Given problem a:
According to the article on Canadian companies operating abroad, how many countries does Bombardier have facilities in?

Source extract:
The Barrick protest and lawsuit against Copper Mesa exemplify the type of scrutiny Canadian companies face moving into emerging markets and developing nations. Businesses may be focused on the bottom line when they set up operations in parts of South America, Asia, and Africa, but many have learned the hard way that it’s essential to develop a strong relationship with local communities if they hope to have a long-term and peaceful presence. And those who have been there say in-house counsel have a distinct role to play in the process, juggling a complex set of tasks to help put the company’s best foot forward as it opens up shop abroad.
Daniel Desjardins, senior vice president, general counsel, and assistant secretary at Bombardier Inc., juggles these issues for a company with facilities in 29 countries. He says Bombardier always takes into account what he calls the “local flavour” when establishing operations abroad. “It’s fine to kind of overlay the Bombardier approach and view of the world and systems and processes, but there’s always a local colour that you’ve got to take into account.” That means hiring local management rather than sending in a delegation of expatriates to steer the operation. Not only will that help the company quickly build strong roots in the community, but in the long run it’s simply impossible to sustain a high expatriate presence. Canadians eventually want to come home after spending years abroad, notes Desjardins.
From a corporate social responsibility standpoint, Bombardier adheres to a supplier code of ethics, and has signed the United Nations Global Compact. Since its creation in July 2000, over 5,300 businesses in 130 countries have joined the initiative, which links their operations with 10 principles targeting human rights, labour, environment, and anti-corruption. “It gives us credibility both internally and externally,” says Desjardins of the UN compact. “It gives us a framework to say, ‘Those are the values in which we believe, and we will abide by those values and we will ask you to abide by those values if you want to be a supplier of Bombardier.’ . . . It gives us credibility internally to say, ‘We’re a serious company and we want to do the right thing.’”
Desjardins urges corporate counsel to make a point of meeting up with a wide range of professionals in the country in which operations will be set up. Lawyers, bankers, accountants, and other manufacturers with an existing presence in the jurisdiction can offer vital information to help counsel avoid some of the struggles they may have had to deal with. “You may save yourself a lot of grief.” It’s also crucial to manage the distance between corporate headquarters and operations abroad, says Desjardins. The best way to do that is by making communication a priority. He advises counsel to start the process by meeting with managers and lawyers that will oversee the operation to make clear your reporting expectations. Establishing that relationship, and maintaining it, is the best way to avoid reporting catastrophes down the road, he says.

Supplied records:
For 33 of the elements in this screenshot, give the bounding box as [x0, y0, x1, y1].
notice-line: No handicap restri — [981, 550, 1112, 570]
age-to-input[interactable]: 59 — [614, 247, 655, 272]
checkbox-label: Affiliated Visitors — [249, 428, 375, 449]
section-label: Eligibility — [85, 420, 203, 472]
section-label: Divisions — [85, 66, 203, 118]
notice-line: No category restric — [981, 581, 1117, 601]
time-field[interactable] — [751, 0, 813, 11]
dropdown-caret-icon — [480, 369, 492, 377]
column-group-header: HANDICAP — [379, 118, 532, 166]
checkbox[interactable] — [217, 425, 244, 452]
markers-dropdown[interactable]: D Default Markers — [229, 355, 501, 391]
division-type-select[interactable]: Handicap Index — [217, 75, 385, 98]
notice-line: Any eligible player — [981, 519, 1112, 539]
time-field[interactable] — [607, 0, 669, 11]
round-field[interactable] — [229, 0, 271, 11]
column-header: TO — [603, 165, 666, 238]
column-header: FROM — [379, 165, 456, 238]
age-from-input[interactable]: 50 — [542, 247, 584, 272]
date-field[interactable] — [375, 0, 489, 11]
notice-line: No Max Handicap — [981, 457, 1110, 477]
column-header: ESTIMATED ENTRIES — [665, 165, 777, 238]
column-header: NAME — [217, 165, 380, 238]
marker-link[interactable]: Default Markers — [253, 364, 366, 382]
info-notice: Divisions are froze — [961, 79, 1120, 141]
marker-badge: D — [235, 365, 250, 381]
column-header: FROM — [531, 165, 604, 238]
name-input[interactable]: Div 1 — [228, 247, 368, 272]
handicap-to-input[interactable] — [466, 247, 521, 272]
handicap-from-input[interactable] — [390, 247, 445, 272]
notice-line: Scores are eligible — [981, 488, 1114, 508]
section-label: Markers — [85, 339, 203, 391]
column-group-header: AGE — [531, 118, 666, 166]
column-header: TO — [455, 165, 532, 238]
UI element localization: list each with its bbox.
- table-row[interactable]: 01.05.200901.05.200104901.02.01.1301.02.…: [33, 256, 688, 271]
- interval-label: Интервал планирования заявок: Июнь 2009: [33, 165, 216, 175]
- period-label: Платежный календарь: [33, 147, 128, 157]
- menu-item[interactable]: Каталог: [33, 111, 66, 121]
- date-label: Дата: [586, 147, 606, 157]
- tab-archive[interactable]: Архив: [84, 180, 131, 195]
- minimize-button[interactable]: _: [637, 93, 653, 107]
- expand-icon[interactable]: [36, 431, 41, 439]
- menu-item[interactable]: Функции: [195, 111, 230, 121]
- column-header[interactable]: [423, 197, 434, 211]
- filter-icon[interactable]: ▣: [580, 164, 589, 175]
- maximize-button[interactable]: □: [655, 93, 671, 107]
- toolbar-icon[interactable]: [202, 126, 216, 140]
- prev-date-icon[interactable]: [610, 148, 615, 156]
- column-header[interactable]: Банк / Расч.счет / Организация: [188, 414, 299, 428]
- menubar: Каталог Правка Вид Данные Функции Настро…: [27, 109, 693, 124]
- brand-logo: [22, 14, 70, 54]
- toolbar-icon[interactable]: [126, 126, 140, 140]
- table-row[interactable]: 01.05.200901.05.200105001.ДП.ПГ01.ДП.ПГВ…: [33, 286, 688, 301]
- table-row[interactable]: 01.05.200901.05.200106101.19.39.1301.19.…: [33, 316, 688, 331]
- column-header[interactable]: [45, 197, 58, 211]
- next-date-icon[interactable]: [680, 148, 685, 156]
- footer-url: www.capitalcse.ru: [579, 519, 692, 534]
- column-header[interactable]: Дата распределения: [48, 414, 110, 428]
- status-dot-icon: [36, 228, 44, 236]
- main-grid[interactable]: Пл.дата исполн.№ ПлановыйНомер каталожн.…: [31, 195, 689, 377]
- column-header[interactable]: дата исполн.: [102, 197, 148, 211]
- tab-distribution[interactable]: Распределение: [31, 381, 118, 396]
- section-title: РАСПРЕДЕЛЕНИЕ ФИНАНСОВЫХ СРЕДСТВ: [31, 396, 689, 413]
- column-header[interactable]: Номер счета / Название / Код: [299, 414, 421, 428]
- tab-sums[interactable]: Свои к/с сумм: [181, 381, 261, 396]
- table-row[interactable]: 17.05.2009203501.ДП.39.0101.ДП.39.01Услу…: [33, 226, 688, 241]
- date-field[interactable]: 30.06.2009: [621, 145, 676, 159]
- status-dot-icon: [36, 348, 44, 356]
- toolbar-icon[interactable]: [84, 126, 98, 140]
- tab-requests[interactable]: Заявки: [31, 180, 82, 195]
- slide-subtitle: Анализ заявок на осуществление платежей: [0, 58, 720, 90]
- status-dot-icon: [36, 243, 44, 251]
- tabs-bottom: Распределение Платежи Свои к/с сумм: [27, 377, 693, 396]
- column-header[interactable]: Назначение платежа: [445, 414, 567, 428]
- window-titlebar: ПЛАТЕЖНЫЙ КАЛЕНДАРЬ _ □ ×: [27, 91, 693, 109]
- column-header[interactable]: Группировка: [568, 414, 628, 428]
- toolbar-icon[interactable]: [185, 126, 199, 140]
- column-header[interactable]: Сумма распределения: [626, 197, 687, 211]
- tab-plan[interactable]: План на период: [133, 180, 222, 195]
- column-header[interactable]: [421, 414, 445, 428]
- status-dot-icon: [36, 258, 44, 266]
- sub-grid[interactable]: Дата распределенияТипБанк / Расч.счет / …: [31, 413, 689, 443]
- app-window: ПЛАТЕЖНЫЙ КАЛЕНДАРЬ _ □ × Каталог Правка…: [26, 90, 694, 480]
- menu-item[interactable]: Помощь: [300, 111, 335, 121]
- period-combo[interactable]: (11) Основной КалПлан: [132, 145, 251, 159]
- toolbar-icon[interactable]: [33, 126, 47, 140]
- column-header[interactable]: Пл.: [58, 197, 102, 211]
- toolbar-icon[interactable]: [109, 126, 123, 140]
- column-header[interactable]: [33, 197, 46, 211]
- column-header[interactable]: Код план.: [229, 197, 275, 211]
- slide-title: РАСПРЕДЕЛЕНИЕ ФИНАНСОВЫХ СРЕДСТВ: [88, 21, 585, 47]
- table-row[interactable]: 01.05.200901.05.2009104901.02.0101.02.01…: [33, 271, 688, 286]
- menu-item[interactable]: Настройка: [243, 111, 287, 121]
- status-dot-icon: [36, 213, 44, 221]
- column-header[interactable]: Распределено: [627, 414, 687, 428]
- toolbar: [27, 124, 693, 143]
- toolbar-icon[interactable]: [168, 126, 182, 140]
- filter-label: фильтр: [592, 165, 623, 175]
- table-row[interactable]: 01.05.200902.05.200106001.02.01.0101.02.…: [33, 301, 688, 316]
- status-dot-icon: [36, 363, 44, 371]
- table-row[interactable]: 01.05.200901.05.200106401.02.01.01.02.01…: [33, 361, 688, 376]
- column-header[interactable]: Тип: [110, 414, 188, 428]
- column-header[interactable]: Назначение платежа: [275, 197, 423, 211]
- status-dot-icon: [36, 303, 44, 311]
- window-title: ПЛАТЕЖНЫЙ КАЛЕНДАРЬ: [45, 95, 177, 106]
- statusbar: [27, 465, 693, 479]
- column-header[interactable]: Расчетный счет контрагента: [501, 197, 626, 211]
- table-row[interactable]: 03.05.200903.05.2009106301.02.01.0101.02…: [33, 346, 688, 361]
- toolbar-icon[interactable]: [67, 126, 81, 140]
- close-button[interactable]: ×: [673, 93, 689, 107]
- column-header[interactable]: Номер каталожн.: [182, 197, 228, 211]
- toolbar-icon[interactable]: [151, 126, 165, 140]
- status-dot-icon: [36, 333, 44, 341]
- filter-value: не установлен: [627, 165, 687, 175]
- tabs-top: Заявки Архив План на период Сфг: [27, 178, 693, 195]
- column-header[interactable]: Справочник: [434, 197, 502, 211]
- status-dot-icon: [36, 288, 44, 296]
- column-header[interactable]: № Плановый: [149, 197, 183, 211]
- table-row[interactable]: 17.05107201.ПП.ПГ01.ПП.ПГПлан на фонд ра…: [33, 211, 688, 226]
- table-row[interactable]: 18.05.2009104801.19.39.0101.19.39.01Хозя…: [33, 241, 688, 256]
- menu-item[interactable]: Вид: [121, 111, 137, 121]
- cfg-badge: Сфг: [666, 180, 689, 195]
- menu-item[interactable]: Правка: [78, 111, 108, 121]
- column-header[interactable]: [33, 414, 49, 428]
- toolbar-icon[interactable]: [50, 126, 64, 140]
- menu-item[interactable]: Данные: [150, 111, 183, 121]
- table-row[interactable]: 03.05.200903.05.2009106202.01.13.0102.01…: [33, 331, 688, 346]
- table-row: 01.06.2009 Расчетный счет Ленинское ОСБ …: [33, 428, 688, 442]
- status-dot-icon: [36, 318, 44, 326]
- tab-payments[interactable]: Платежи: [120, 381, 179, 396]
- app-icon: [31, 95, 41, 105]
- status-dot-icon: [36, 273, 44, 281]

Given problem b:
Return the records verbatim from their first line up to and including the line with "handicap-from-input[interactable] — [390, 247, 445, 272]".

Exercise output a:
29

Exercise output b:
For 33 of the elements in this screenshot, give the bounding box as [x0, y0, x1, y1].
notice-line: No handicap restri — [981, 550, 1112, 570]
age-to-input[interactable]: 59 — [614, 247, 655, 272]
checkbox-label: Affiliated Visitors — [249, 428, 375, 449]
section-label: Eligibility — [85, 420, 203, 472]
section-label: Divisions — [85, 66, 203, 118]
notice-line: No category restric — [981, 581, 1117, 601]
time-field[interactable] — [751, 0, 813, 11]
dropdown-caret-icon — [480, 369, 492, 377]
column-group-header: HANDICAP — [379, 118, 532, 166]
checkbox[interactable] — [217, 425, 244, 452]
markers-dropdown[interactable]: D Default Markers — [229, 355, 501, 391]
division-type-select[interactable]: Handicap Index — [217, 75, 385, 98]
notice-line: Any eligible player — [981, 519, 1112, 539]
time-field[interactable] — [607, 0, 669, 11]
round-field[interactable] — [229, 0, 271, 11]
column-header: TO — [603, 165, 666, 238]
column-header: FROM — [379, 165, 456, 238]
age-from-input[interactable]: 50 — [542, 247, 584, 272]
date-field[interactable] — [375, 0, 489, 11]
notice-line: No Max Handicap — [981, 457, 1110, 477]
column-header: ESTIMATED ENTRIES — [665, 165, 777, 238]
column-header: NAME — [217, 165, 380, 238]
marker-link[interactable]: Default Markers — [253, 364, 366, 382]
info-notice: Divisions are froze — [961, 79, 1120, 141]
marker-badge: D — [235, 365, 250, 381]
column-header: FROM — [531, 165, 604, 238]
name-input[interactable]: Div 1 — [228, 247, 368, 272]
handicap-to-input[interactable] — [466, 247, 521, 272]
handicap-from-input[interactable] — [390, 247, 445, 272]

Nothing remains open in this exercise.